Task: Render every nonblank line of the rows below as a Markdown table with two columns, "No." for its running number and "Entry" for the line itself.

<<<<

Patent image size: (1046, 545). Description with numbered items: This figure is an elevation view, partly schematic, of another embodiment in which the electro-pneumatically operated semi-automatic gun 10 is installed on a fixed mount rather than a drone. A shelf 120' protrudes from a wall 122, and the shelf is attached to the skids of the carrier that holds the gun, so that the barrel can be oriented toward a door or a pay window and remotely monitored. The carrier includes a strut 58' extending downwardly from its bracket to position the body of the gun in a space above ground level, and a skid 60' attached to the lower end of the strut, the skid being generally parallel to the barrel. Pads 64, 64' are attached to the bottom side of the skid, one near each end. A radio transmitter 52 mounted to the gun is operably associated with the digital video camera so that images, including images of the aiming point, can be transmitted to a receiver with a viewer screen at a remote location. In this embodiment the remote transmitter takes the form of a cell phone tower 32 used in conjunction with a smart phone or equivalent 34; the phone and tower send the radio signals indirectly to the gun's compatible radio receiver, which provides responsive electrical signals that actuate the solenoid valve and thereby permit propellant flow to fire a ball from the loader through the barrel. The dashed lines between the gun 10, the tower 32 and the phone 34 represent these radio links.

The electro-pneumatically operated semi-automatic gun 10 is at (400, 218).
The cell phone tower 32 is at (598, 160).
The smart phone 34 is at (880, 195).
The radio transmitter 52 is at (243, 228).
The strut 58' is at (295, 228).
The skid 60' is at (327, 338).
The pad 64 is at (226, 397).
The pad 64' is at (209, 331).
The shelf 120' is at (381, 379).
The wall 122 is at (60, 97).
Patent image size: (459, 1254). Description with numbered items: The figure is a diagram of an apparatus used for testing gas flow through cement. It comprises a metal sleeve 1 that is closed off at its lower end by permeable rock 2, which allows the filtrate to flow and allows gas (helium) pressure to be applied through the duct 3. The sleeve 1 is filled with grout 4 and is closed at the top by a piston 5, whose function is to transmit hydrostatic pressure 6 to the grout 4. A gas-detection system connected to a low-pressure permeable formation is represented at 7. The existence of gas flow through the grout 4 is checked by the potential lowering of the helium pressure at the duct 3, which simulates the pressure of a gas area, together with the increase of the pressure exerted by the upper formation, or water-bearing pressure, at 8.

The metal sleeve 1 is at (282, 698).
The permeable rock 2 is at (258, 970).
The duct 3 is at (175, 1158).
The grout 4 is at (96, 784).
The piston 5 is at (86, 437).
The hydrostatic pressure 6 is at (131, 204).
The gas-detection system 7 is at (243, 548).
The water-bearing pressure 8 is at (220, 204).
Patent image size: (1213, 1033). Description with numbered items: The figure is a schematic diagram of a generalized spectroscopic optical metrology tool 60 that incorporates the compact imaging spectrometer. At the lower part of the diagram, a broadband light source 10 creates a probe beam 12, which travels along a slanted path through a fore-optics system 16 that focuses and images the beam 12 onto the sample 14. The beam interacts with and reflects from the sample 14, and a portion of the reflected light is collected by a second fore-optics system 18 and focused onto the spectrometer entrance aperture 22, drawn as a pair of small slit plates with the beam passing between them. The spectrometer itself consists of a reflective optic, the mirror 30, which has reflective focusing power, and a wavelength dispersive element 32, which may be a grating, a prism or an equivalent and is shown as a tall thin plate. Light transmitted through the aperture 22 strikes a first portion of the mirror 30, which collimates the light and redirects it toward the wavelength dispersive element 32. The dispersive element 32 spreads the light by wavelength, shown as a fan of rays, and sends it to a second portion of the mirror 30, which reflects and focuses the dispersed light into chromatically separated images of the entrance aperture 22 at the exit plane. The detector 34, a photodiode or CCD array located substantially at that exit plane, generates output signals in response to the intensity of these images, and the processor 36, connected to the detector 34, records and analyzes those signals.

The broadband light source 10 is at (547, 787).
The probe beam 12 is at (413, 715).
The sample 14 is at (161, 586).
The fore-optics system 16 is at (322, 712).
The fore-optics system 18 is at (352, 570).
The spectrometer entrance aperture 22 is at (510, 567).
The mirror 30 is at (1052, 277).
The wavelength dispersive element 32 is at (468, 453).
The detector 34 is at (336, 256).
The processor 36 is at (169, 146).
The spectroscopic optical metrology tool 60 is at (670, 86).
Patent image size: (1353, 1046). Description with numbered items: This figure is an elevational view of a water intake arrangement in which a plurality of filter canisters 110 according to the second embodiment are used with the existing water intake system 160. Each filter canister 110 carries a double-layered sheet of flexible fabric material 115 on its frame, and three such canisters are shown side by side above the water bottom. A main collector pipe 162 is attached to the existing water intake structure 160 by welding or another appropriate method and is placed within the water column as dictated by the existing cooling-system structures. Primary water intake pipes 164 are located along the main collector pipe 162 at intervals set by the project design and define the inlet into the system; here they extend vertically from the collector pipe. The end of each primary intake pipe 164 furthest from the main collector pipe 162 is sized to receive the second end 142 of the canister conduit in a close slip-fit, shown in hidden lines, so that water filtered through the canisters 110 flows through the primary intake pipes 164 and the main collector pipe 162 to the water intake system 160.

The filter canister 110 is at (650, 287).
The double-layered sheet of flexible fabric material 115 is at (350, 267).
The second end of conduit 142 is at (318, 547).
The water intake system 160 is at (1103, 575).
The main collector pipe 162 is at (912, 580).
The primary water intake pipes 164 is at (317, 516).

>>>>

Final result:
| No. | Entry |
|---|---|
| 1 | Patent image size: (1046, 545). Description with numbered items: This figure is an elevation view, partly schematic, of another embodiment in which the electro-pneumatically operated semi-automatic gun 10 is installed on a fixed mount rather than a drone. A shelf 120' protrudes from a wall 122, and the shelf is attached to the skids of the carrier that holds the gun, so that the barrel can be oriented toward a door or a pay window and remotely monitored. The carrier includes a strut 58' extending downwardly from its bracket to position the body of the gun in a space above ground level, and a skid 60' attached to the lower end of the strut, the skid being generally parallel to the barrel. Pads 64, 64' are attached to the bottom side of the skid, one near each end. A radio transmitter 52 mounted to the gun is operably associated with the digital video camera so that images, including images of the aiming point, can be transmitted to a receiver with a viewer screen at a remote location. In this embodiment the remote transmitter takes the form of a cell phone tower 32 used in conjunction with a smart phone or equivalent 34; the phone and tower send the radio signals indirectly to the gun's compatible radio receiver, which provides responsive electrical signals that actuate the solenoid valve and thereby permit propellant flow to fire a ball from the loader through the barrel. The dashed lines between the gun 10, the tower 32 and the phone 34 represent these radio links. |
| 2 | The electro-pneumatically operated semi-automatic gun 10 is at (400, 218). |
| 3 | The cell phone tower 32 is at (598, 160). |
| 4 | The smart phone 34 is at (880, 195). |
| 5 | The radio transmitter 52 is at (243, 228). |
| 6 | The strut 58' is at (295, 228). |
| 7 | The skid 60' is at (327, 338). |
| 8 | The pad 64 is at (226, 397). |
| 9 | The pad 64' is at (209, 331). |
| 10 | The shelf 120' is at (381, 379). |
| 11 | The wall 122 is at (60, 97). |
| 12 | Patent image size: (459, 1254). Description with numbered items: The figure is a diagram of an apparatus used for testing gas flow through cement. It comprises a metal sleeve 1 that is closed off at its lower end by permeable rock 2, which allows the filtrate to flow and allows gas (helium) pressure to be applied through the duct 3. The sleeve 1 is filled with grout 4 and is closed at the top by a piston 5, whose function is to transmit hydrostatic pressure 6 to the grout 4. A gas-detection system connected to a low-pressure permeable formation is represented at 7. The existence of gas flow through the grout 4 is checked by the potential lowering of the helium pressure at the duct 3, which simulates the pressure of a gas area, together with the increase of the pressure exerted by the upper formation, or water-bearing pressure, at 8. |
| 13 | The metal sleeve 1 is at (282, 698). |
| 14 | The permeable rock 2 is at (258, 970). |
| 15 | The duct 3 is at (175, 1158). |
| 16 | The grout 4 is at (96, 784). |
| 17 | The piston 5 is at (86, 437). |
| 18 | The hydrostatic pressure 6 is at (131, 204). |
| 19 | The gas-detection system 7 is at (243, 548). |
| 20 | The water-bearing pressure 8 is at (220, 204). |
| 21 | Patent image size: (1213, 1033). Description with numbered items: The figure is a schematic diagram of a generalized spectroscopic optical metrology tool 60 that incorporates the compact imaging spectrometer. At the lower part of the diagram, a broadband light source 10 creates a probe beam 12, which travels along a slanted path through a fore-optics system 16 that focuses and images the beam 12 onto the sample 14. The beam interacts with and reflects from the sample 14, and a portion of the reflected light is collected by a second fore-optics system 18 and focused onto the spectrometer entrance aperture 22, drawn as a pair of small slit plates with the beam passing between them. The spectrometer itself consists of a reflective optic, the mirror 30, which has reflective focusing power, and a wavelength dispersive element 32, which may be a grating, a prism or an equivalent and is shown as a tall thin plate. Light transmitted through the aperture 22 strikes a first portion of the mirror 30, which collimates the light and redirects it toward the wavelength dispersive element 32. The dispersive element 32 spreads the light by wavelength, shown as a fan of rays, and sends it to a second portion of the mirror 30, which reflects and focuses the dispersed light into chromatically separated images of the entrance aperture 22 at the exit plane. The detector 34, a photodiode or CCD array located substantially at that exit plane, generates output signals in response to the intensity of these images, and the processor 36, connected to the detector 34, records and analyzes those signals. |
| 22 | The broadband light source 10 is at (547, 787). |
| 23 | The probe beam 12 is at (413, 715). |
| 24 | The sample 14 is at (161, 586). |
| 25 | The fore-optics system 16 is at (322, 712). |
| 26 | The fore-optics system 18 is at (352, 570). |
| 27 | The spectrometer entrance aperture 22 is at (510, 567). |
| 28 | The mirror 30 is at (1052, 277). |
| 29 | The wavelength dispersive element 32 is at (468, 453). |
| 30 | The detector 34 is at (336, 256). |
| 31 | The processor 36 is at (169, 146). |
| 32 | The spectroscopic optical metrology tool 60 is at (670, 86). |
| 33 | Patent image size: (1353, 1046). Description with numbered items: This figure is an elevational view of a water intake arrangement in which a plurality of filter canisters 110 according to the second embodiment are used with the existing water intake system 160. Each filter canister 110 carries a double-layered sheet of flexible fabric material 115 on its frame, and three such canisters are shown side by side above the water bottom. A main collector pipe 162 is attached to the existing water intake structure 160 by welding or another appropriate method and is placed within the water column as dictated by the existing cooling-system structures. Primary water intake pipes 164 are located along the main collector pipe 162 at intervals set by the project design and define the inlet into the system; here they extend vertically from the collector pipe. The end of each primary intake pipe 164 furthest from the main collector pipe 162 is sized to receive the second end 142 of the canister conduit in a close slip-fit, shown in hidden lines, so that water filtered through the canisters 110 flows through the primary intake pipes 164 and the main collector pipe 162 to the water intake system 160. |
| 34 | The filter canister 110 is at (650, 287). |
| 35 | The double-layered sheet of flexible fabric material 115 is at (350, 267). |
| 36 | The second end of conduit 142 is at (318, 547). |
| 37 | The water intake system 160 is at (1103, 575). |
| 38 | The main collector pipe 162 is at (912, 580). |
| 39 | The primary water intake pipes 164 is at (317, 516). |